Do this - Output the entries word for word. Omit images.

★ ★ ★

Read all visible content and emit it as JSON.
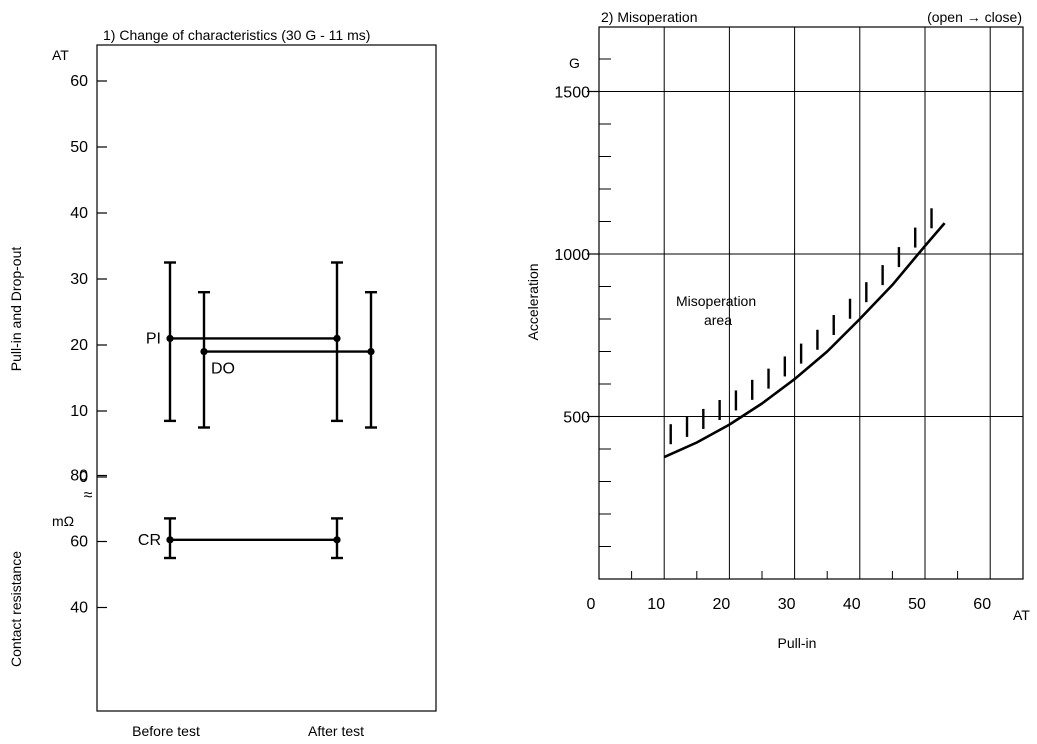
{
  "chart_data": [
    {
      "type": "line",
      "title": "1) Change of characteristics (30 G - 11 ms)",
      "categories": [
        "Before test",
        "After test"
      ],
      "upper": {
        "ylabel": "Pull-in and Drop-out",
        "unit": "AT",
        "ylim": [
          0,
          60
        ],
        "ticks": [
          0,
          10,
          20,
          30,
          40,
          50,
          60
        ],
        "series": [
          {
            "name": "PI",
            "mean": [
              21,
              21
            ],
            "max": [
              32.5,
              32.5
            ],
            "min": [
              8.5,
              8.5
            ]
          },
          {
            "name": "DO",
            "mean": [
              19,
              19
            ],
            "max": [
              28,
              28
            ],
            "min": [
              7.5,
              7.5
            ]
          }
        ]
      },
      "lower": {
        "ylabel": "Contact resistance",
        "unit": "mΩ",
        "ylim": [
          40,
          80
        ],
        "ticks": [
          40,
          60,
          80
        ],
        "series": [
          {
            "name": "CR",
            "mean": [
              60.5,
              60.5
            ],
            "max": [
              67,
              67
            ],
            "min": [
              55,
              55
            ]
          }
        ]
      },
      "break_symbol": "≈"
    },
    {
      "type": "line",
      "title": "2) Misoperation",
      "subtitle": "(open → close)",
      "xlabel": "Pull-in",
      "ylabel": "Acceleration",
      "xunit": "AT",
      "yunit": "G",
      "xlim": [
        0,
        65
      ],
      "ylim": [
        0,
        1650
      ],
      "xticks": [
        0,
        10,
        20,
        30,
        40,
        50,
        60
      ],
      "yticks_labeled": [
        500,
        1000,
        1500
      ],
      "grid": true,
      "annotation": "Misoperation area",
      "series": [
        {
          "x": [
            10,
            15,
            20,
            25,
            30,
            35,
            40,
            45,
            50,
            53
          ],
          "y": [
            375,
            420,
            475,
            540,
            615,
            700,
            800,
            905,
            1025,
            1095
          ]
        }
      ]
    }
  ]
}
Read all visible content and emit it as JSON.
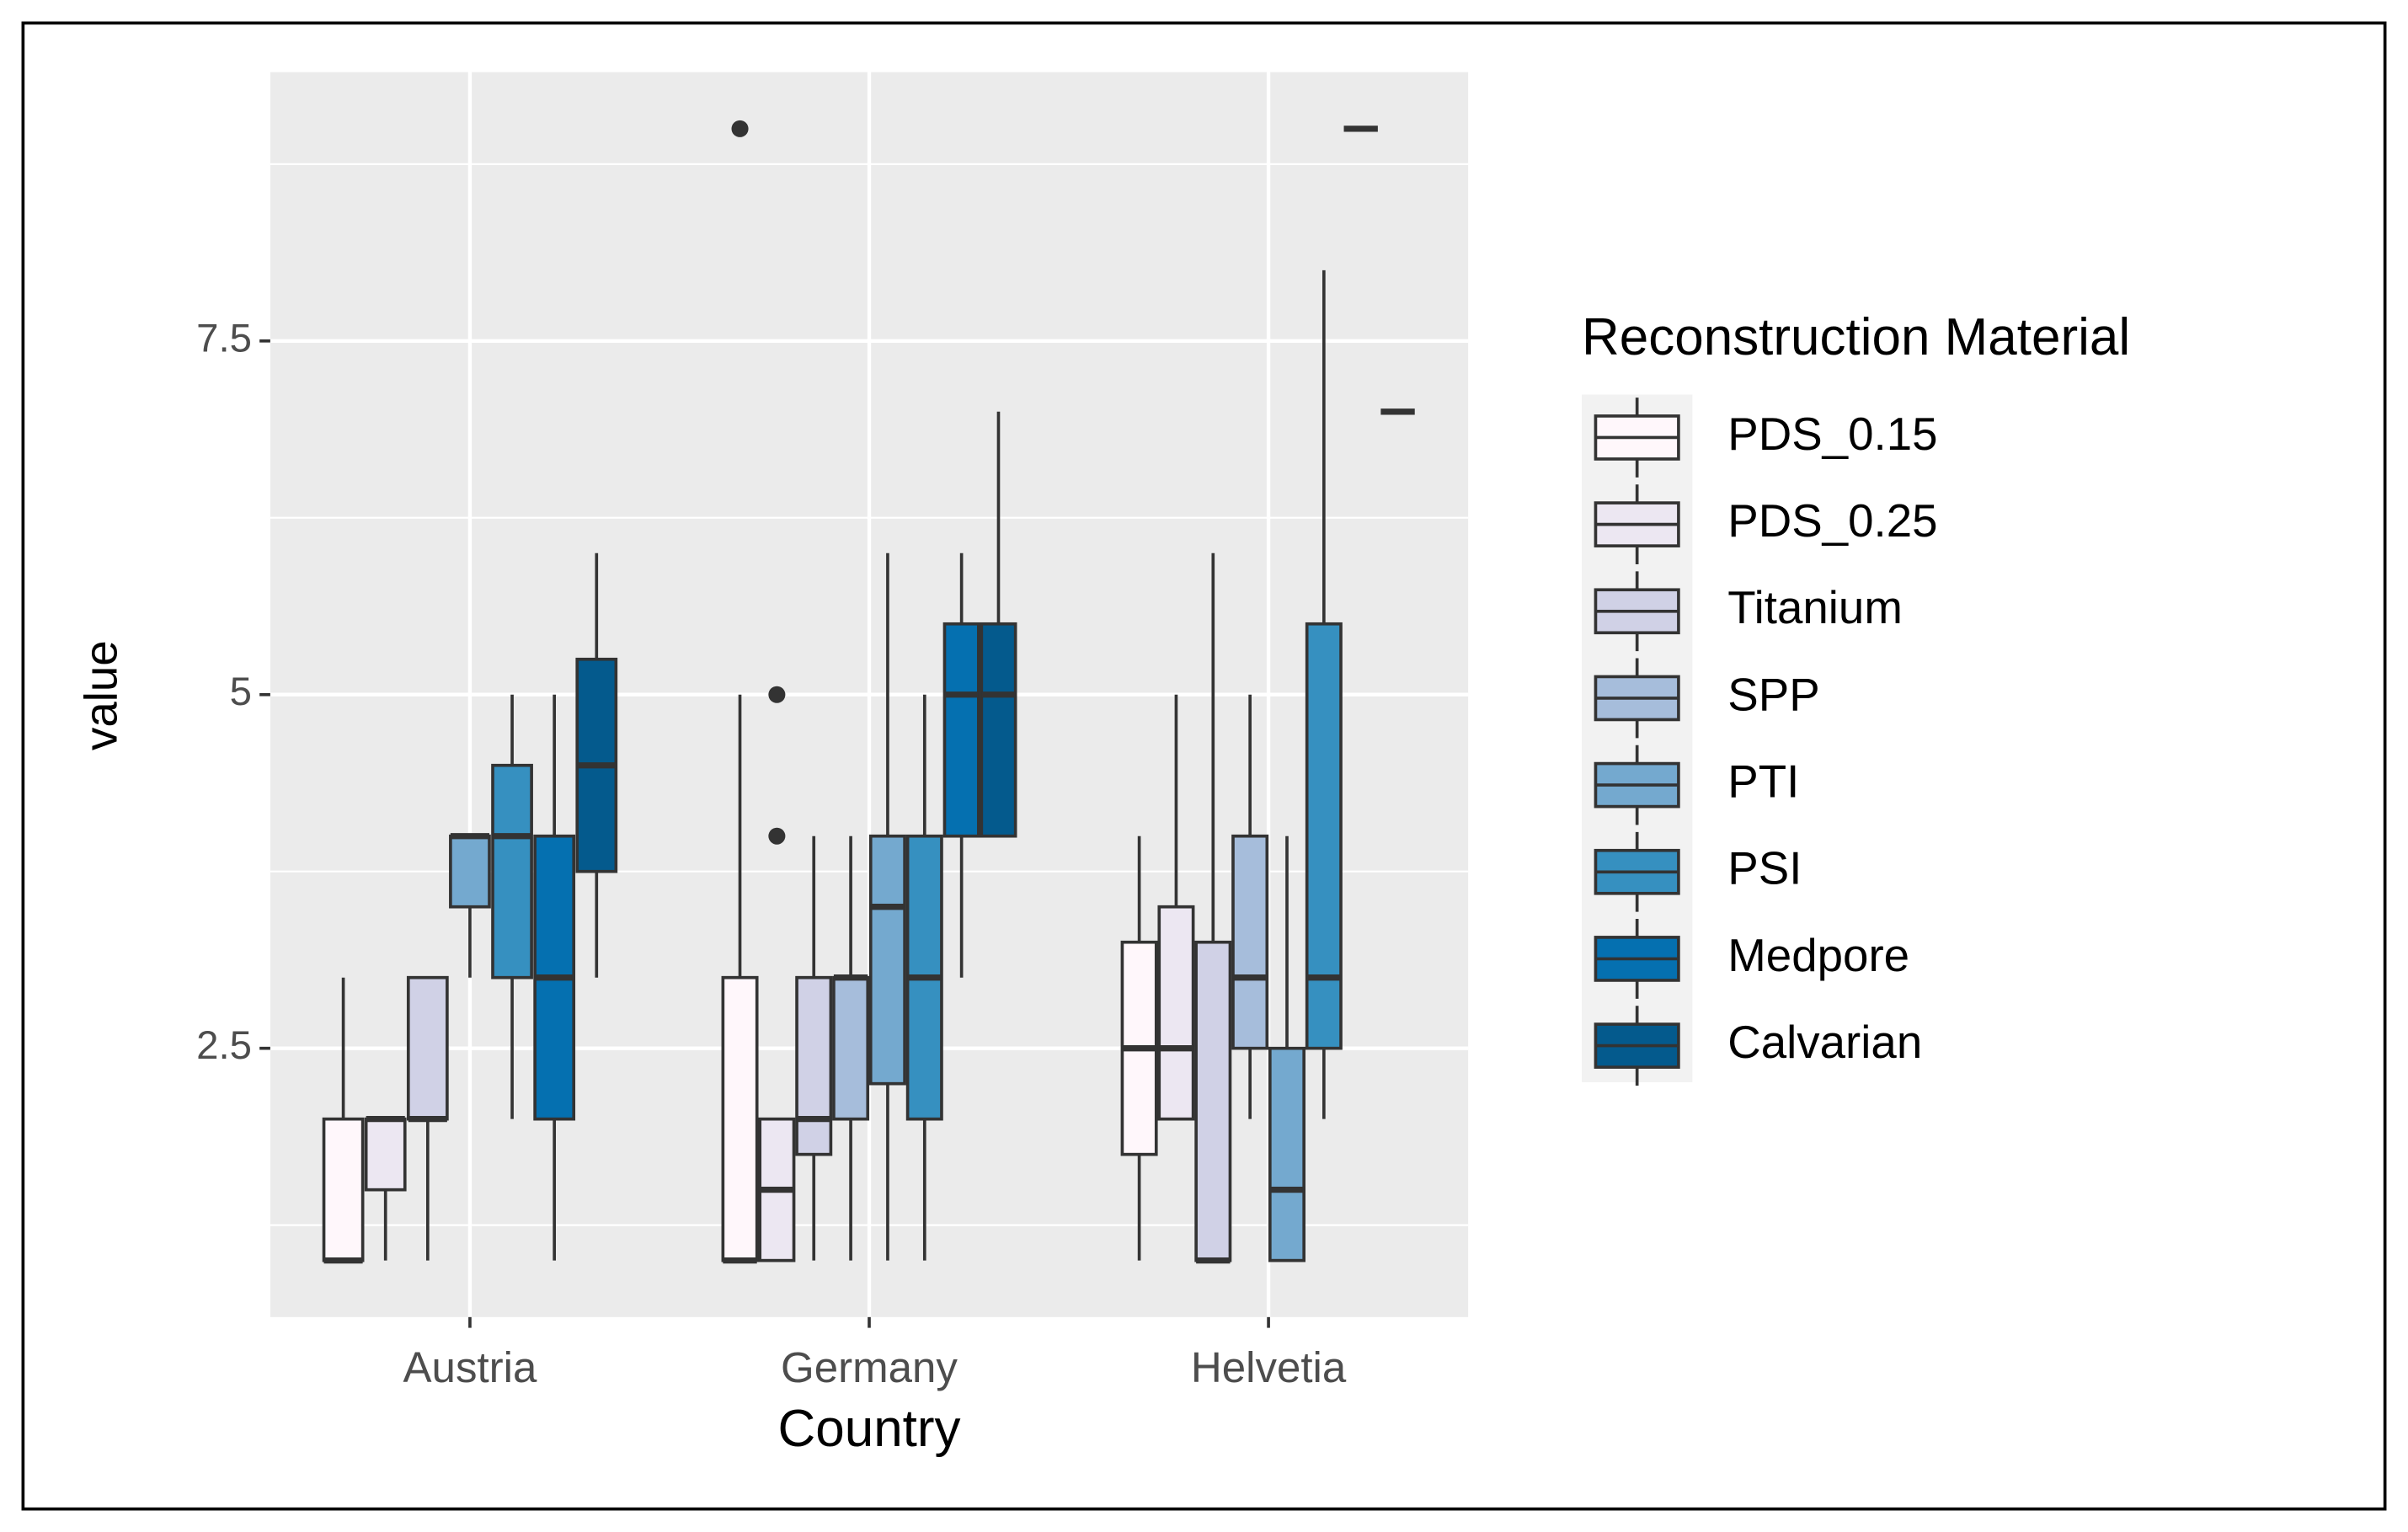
{
  "chart_data": {
    "type": "boxplot",
    "x_label": "Country",
    "y_label": "value",
    "legend_title": "Reconstruction Material",
    "legend_position": "right",
    "grid": true,
    "categories": [
      "Austria",
      "Germany",
      "Helvetia"
    ],
    "ylim": [
      0.6,
      9.4
    ],
    "yticks": [
      2.5,
      5.0,
      7.5
    ],
    "minor_yticks": [
      1.25,
      3.75,
      6.25,
      8.75
    ],
    "series": [
      {
        "name": "PDS_0.15",
        "color": "#fff7fb",
        "stats": [
          {
            "min": 1,
            "q1": 1,
            "median": 1,
            "q3": 2,
            "max": 3,
            "outliers": []
          },
          {
            "min": 1,
            "q1": 1,
            "median": 1,
            "q3": 3,
            "max": 5,
            "outliers": [
              9
            ]
          },
          {
            "min": 1,
            "q1": 1.75,
            "median": 2.5,
            "q3": 3.25,
            "max": 4,
            "outliers": []
          }
        ]
      },
      {
        "name": "PDS_0.25",
        "color": "#ece7f2",
        "stats": [
          {
            "min": 1,
            "q1": 1.5,
            "median": 2,
            "q3": 2,
            "max": 2,
            "outliers": []
          },
          {
            "min": 1,
            "q1": 1,
            "median": 1.5,
            "q3": 2,
            "max": 2,
            "outliers": [
              5,
              4
            ]
          },
          {
            "min": 2,
            "q1": 2,
            "median": 2.5,
            "q3": 3.5,
            "max": 5,
            "outliers": []
          }
        ]
      },
      {
        "name": "Titanium",
        "color": "#d0d1e6",
        "stats": [
          {
            "min": 1,
            "q1": 2,
            "median": 2,
            "q3": 3,
            "max": 3,
            "outliers": []
          },
          {
            "min": 1,
            "q1": 1.75,
            "median": 2,
            "q3": 3,
            "max": 4,
            "outliers": []
          },
          {
            "min": 1,
            "q1": 1,
            "median": 1,
            "q3": 3.25,
            "max": 6,
            "outliers": []
          }
        ]
      },
      {
        "name": "SPP",
        "color": "#a6bddb",
        "stats": [
          null,
          {
            "min": 1,
            "q1": 2,
            "median": 3,
            "q3": 3,
            "max": 4,
            "outliers": []
          },
          {
            "min": 2,
            "q1": 2.5,
            "median": 3,
            "q3": 4,
            "max": 5,
            "outliers": []
          }
        ]
      },
      {
        "name": "PTI",
        "color": "#74a9cf",
        "stats": [
          {
            "min": 3,
            "q1": 3.5,
            "median": 4,
            "q3": 4,
            "max": 4,
            "outliers": []
          },
          {
            "min": 1,
            "q1": 2.25,
            "median": 3.5,
            "q3": 4,
            "max": 6,
            "outliers": []
          },
          {
            "min": 1,
            "q1": 1,
            "median": 1.5,
            "q3": 2.5,
            "max": 4,
            "outliers": []
          }
        ]
      },
      {
        "name": "PSI",
        "color": "#3690c0",
        "stats": [
          {
            "min": 2,
            "q1": 3,
            "median": 4,
            "q3": 4.5,
            "max": 5,
            "outliers": []
          },
          {
            "min": 1,
            "q1": 2,
            "median": 3,
            "q3": 4,
            "max": 5,
            "outliers": []
          },
          {
            "min": 2,
            "q1": 2.5,
            "median": 3,
            "q3": 5.5,
            "max": 8,
            "outliers": []
          }
        ]
      },
      {
        "name": "Medpore",
        "color": "#0570b0",
        "stats": [
          {
            "min": 1,
            "q1": 2,
            "median": 3,
            "q3": 4,
            "max": 5,
            "outliers": []
          },
          {
            "min": 3,
            "q1": 4,
            "median": 5,
            "q3": 5.5,
            "max": 6,
            "outliers": []
          },
          {
            "min": 9,
            "q1": 9,
            "median": 9,
            "q3": 9,
            "max": 9,
            "outliers": []
          }
        ]
      },
      {
        "name": "Calvarian",
        "color": "#045a8d",
        "stats": [
          {
            "min": 3,
            "q1": 3.75,
            "median": 4.5,
            "q3": 5.25,
            "max": 6,
            "outliers": []
          },
          {
            "min": 4,
            "q1": 4,
            "median": 5,
            "q3": 5.5,
            "max": 7,
            "outliers": []
          },
          {
            "min": 7,
            "q1": 7,
            "median": 7,
            "q3": 7,
            "max": 7,
            "outliers": []
          }
        ]
      }
    ]
  }
}
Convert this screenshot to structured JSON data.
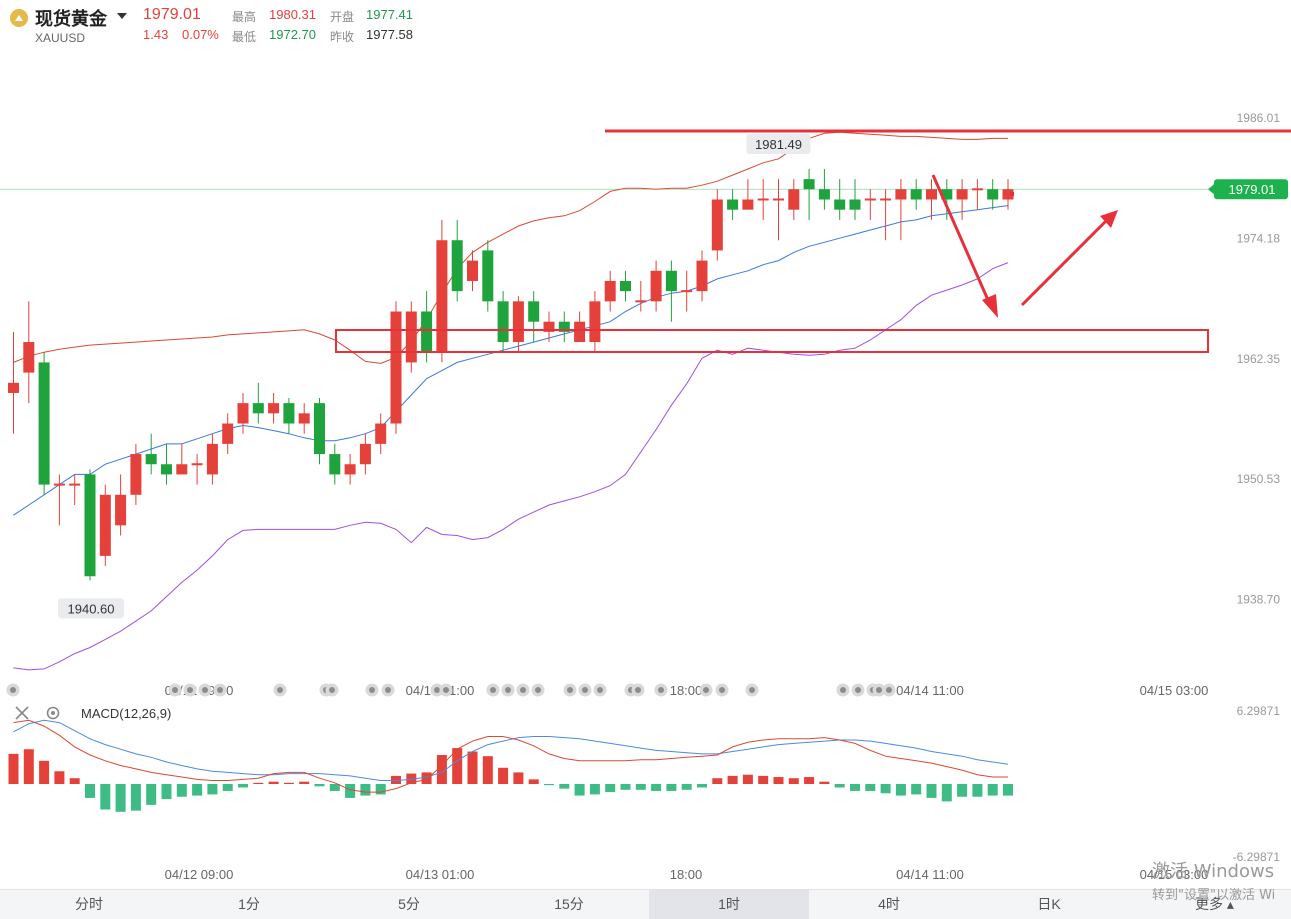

★ ★ ★

Full answer -
Read all visible content and emit it as JSON.
{
  "chart_data": [
    {
      "type": "line",
      "title": "1) Change of characteristics (30 G - 11 ms)",
      "categories": [
        "Before test",
        "After test"
      ],
      "upper": {
        "ylabel": "Pull-in and Drop-out",
        "unit": "AT",
        "ylim": [
          0,
          60
        ],
        "ticks": [
          0,
          10,
          20,
          30,
          40,
          50,
          60
        ],
        "series": [
          {
            "name": "PI",
            "mean": [
              21,
              21
            ],
            "max": [
              32.5,
              32.5
            ],
            "min": [
              8.5,
              8.5
            ]
          },
          {
            "name": "DO",
            "mean": [
              19,
              19
            ],
            "max": [
              28,
              28
            ],
            "min": [
              7.5,
              7.5
            ]
          }
        ]
      },
      "lower": {
        "ylabel": "Contact resistance",
        "unit": "mΩ",
        "ylim": [
          40,
          80
        ],
        "ticks": [
          40,
          60,
          80
        ],
        "series": [
          {
            "name": "CR",
            "mean": [
              60.5,
              60.5
            ],
            "max": [
              67,
              67
            ],
            "min": [
              55,
              55
            ]
          }
        ]
      },
      "break_symbol": "≈"
    },
    {
      "type": "line",
      "title": "2) Misoperation",
      "subtitle": "(open → close)",
      "xlabel": "Pull-in",
      "ylabel": "Acceleration",
      "xunit": "AT",
      "yunit": "G",
      "xlim": [
        0,
        65
      ],
      "ylim": [
        0,
        1650
      ],
      "xticks": [
        0,
        10,
        20,
        30,
        40,
        50,
        60
      ],
      "yticks_labeled": [
        500,
        1000,
        1500
      ],
      "grid": true,
      "annotation": "Misoperation area",
      "series": [
        {
          "x": [
            10,
            15,
            20,
            25,
            30,
            35,
            40,
            45,
            50,
            53
          ],
          "y": [
            375,
            420,
            475,
            540,
            615,
            700,
            800,
            905,
            1025,
            1095
          ]
        }
      ]
    }
  ]
}
Read all visible content and emit it as JSON.
{
  "chart_data": {
    "type": "boxplot",
    "x_label": "Country",
    "y_label": "value",
    "legend_title": "Reconstruction Material",
    "legend_position": "right",
    "grid": true,
    "categories": [
      "Austria",
      "Germany",
      "Helvetia"
    ],
    "ylim": [
      0.6,
      9.4
    ],
    "yticks": [
      2.5,
      5.0,
      7.5
    ],
    "minor_yticks": [
      1.25,
      3.75,
      6.25,
      8.75
    ],
    "series": [
      {
        "name": "PDS_0.15",
        "color": "#fff7fb",
        "stats": [
          {
            "min": 1,
            "q1": 1,
            "median": 1,
            "q3": 2,
            "max": 3,
            "outliers": []
          },
          {
            "min": 1,
            "q1": 1,
            "median": 1,
            "q3": 3,
            "max": 5,
            "outliers": [
              9
            ]
          },
          {
            "min": 1,
            "q1": 1.75,
            "median": 2.5,
            "q3": 3.25,
            "max": 4,
            "outliers": []
          }
        ]
      },
      {
        "name": "PDS_0.25",
        "color": "#ece7f2",
        "stats": [
          {
            "min": 1,
            "q1": 1.5,
            "median": 2,
            "q3": 2,
            "max": 2,
            "outliers": []
          },
          {
            "min": 1,
            "q1": 1,
            "median": 1.5,
            "q3": 2,
            "max": 2,
            "outliers": [
              5,
              4
            ]
          },
          {
            "min": 2,
            "q1": 2,
            "median": 2.5,
            "q3": 3.5,
            "max": 5,
            "outliers": []
          }
        ]
      },
      {
        "name": "Titanium",
        "color": "#d0d1e6",
        "stats": [
          {
            "min": 1,
            "q1": 2,
            "median": 2,
            "q3": 3,
            "max": 3,
            "outliers": []
          },
          {
            "min": 1,
            "q1": 1.75,
            "median": 2,
            "q3": 3,
            "max": 4,
            "outliers": []
          },
          {
            "min": 1,
            "q1": 1,
            "median": 1,
            "q3": 3.25,
            "max": 6,
            "outliers": []
          }
        ]
      },
      {
        "name": "SPP",
        "color": "#a6bddb",
        "stats": [
          null,
          {
            "min": 1,
            "q1": 2,
            "median": 3,
            "q3": 3,
            "max": 4,
            "outliers": []
          },
          {
            "min": 2,
            "q1": 2.5,
            "median": 3,
            "q3": 4,
            "max": 5,
            "outliers": []
          }
        ]
      },
      {
        "name": "PTI",
        "color": "#74a9cf",
        "stats": [
          {
            "min": 3,
            "q1": 3.5,
            "median": 4,
            "q3": 4,
            "max": 4,
            "outliers": []
          },
          {
            "min": 1,
            "q1": 2.25,
            "median": 3.5,
            "q3": 4,
            "max": 6,
            "outliers": []
          },
          {
            "min": 1,
            "q1": 1,
            "median": 1.5,
            "q3": 2.5,
            "max": 4,
            "outliers": []
          }
        ]
      },
      {
        "name": "PSI",
        "color": "#3690c0",
        "stats": [
          {
            "min": 2,
            "q1": 3,
            "median": 4,
            "q3": 4.5,
            "max": 5,
            "outliers": []
          },
          {
            "min": 1,
            "q1": 2,
            "median": 3,
            "q3": 4,
            "max": 5,
            "outliers": []
          },
          {
            "min": 2,
            "q1": 2.5,
            "median": 3,
            "q3": 5.5,
            "max": 8,
            "outliers": []
          }
        ]
      },
      {
        "name": "Medpore",
        "color": "#0570b0",
        "stats": [
          {
            "min": 1,
            "q1": 2,
            "median": 3,
            "q3": 4,
            "max": 5,
            "outliers": []
          },
          {
            "min": 3,
            "q1": 4,
            "median": 5,
            "q3": 5.5,
            "max": 6,
            "outliers": []
          },
          {
            "min": 9,
            "q1": 9,
            "median": 9,
            "q3": 9,
            "max": 9,
            "outliers": []
          }
        ]
      },
      {
        "name": "Calvarian",
        "color": "#045a8d",
        "stats": [
          {
            "min": 3,
            "q1": 3.75,
            "median": 4.5,
            "q3": 5.25,
            "max": 6,
            "outliers": []
          },
          {
            "min": 4,
            "q1": 4,
            "median": 5,
            "q3": 5.5,
            "max": 7,
            "outliers": []
          },
          {
            "min": 7,
            "q1": 7,
            "median": 7,
            "q3": 7,
            "max": 7,
            "outliers": []
          }
        ]
      }
    ]
  }
}
Convert this screenshot to structured JSON data.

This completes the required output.